▸ Goal of the exercise:
Output each entry below as it stands, leaving out every picture.

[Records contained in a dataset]

============

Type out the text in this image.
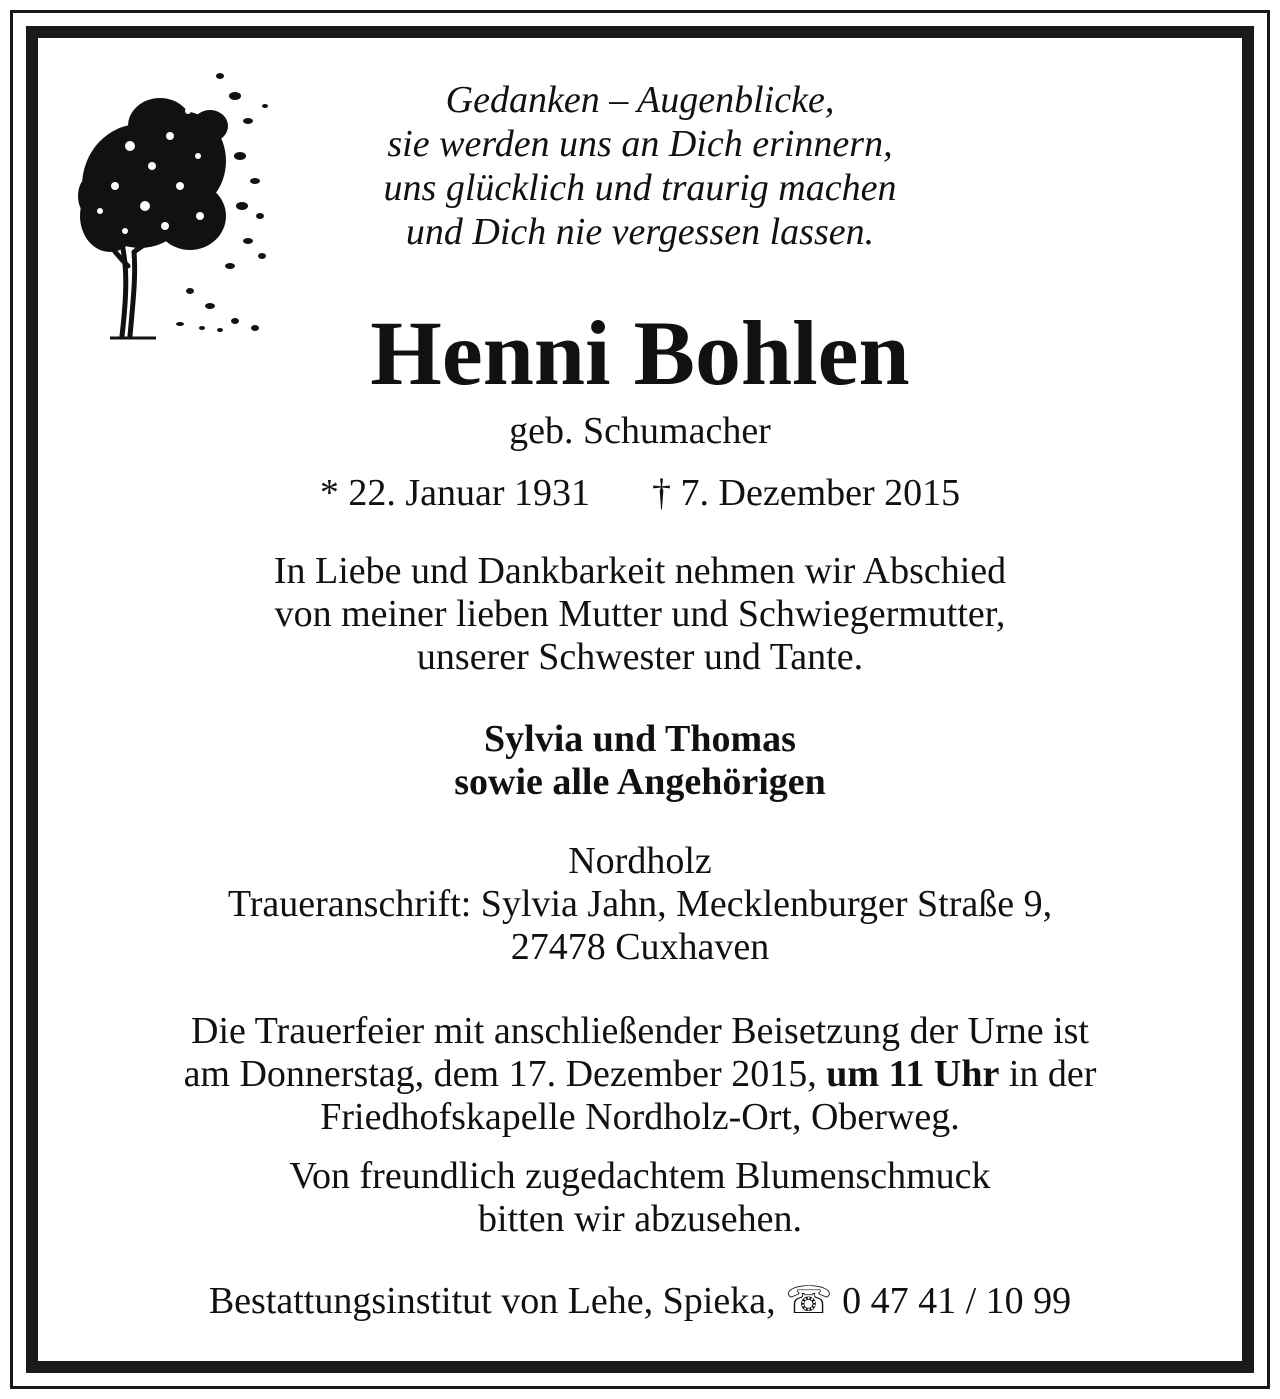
Gedanken – Augenblicke,
sie werden uns an Dich erinnern,
uns glücklich und traurig machen
und Dich nie vergessen lassen.
Henni Bohlen
geb. Schumacher
* 22. Januar 1931 † 7. Dezember 2015
In Liebe und Dankbarkeit nehmen wir Abschied
von meiner lieben Mutter und Schwiegermutter,
unserer Schwester und Tante.
Sylvia und Thomas
sowie alle Angehörigen
Nordholz
Traueranschrift: Sylvia Jahn, Mecklenburger Straße 9,
27478 Cuxhaven
Die Trauerfeier mit anschließender Beisetzung der Urne ist
am Donnerstag, dem 17. Dezember 2015, um 11 Uhr in der
Friedhofskapelle Nordholz-Ort, Oberweg.
Von freundlich zugedachtem Blumenschmuck
bitten wir abzusehen.
Bestattungsinstitut von Lehe, Spieka, ☏ 0 47 41 / 10 99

============

▸ Written reply:
Type out the text in this image.
Gedanken – Augenblicke,
sie werden uns an Dich erinnern,
uns glücklich und traurig machen
und Dich nie vergessen lassen.
Henni Bohlen
geb. Schumacher
* 22. Januar 1931 † 7. Dezember 2015
In Liebe und Dankbarkeit nehmen wir Abschied
von meiner lieben Mutter und Schwiegermutter,
unserer Schwester und Tante.
Sylvia und Thomas
sowie alle Angehörigen
Nordholz
Traueranschrift: Sylvia Jahn, Mecklenburger Straße 9,
27478 Cuxhaven
Die Trauerfeier mit anschließender Beisetzung der Urne ist
am Donnerstag, dem 17. Dezember 2015, um 11 Uhr in der
Friedhofskapelle Nordholz-Ort, Oberweg.
Von freundlich zugedachtem Blumenschmuck
bitten wir abzusehen.
Bestattungsinstitut von Lehe, Spieka, ☏ 0 47 41 / 10 99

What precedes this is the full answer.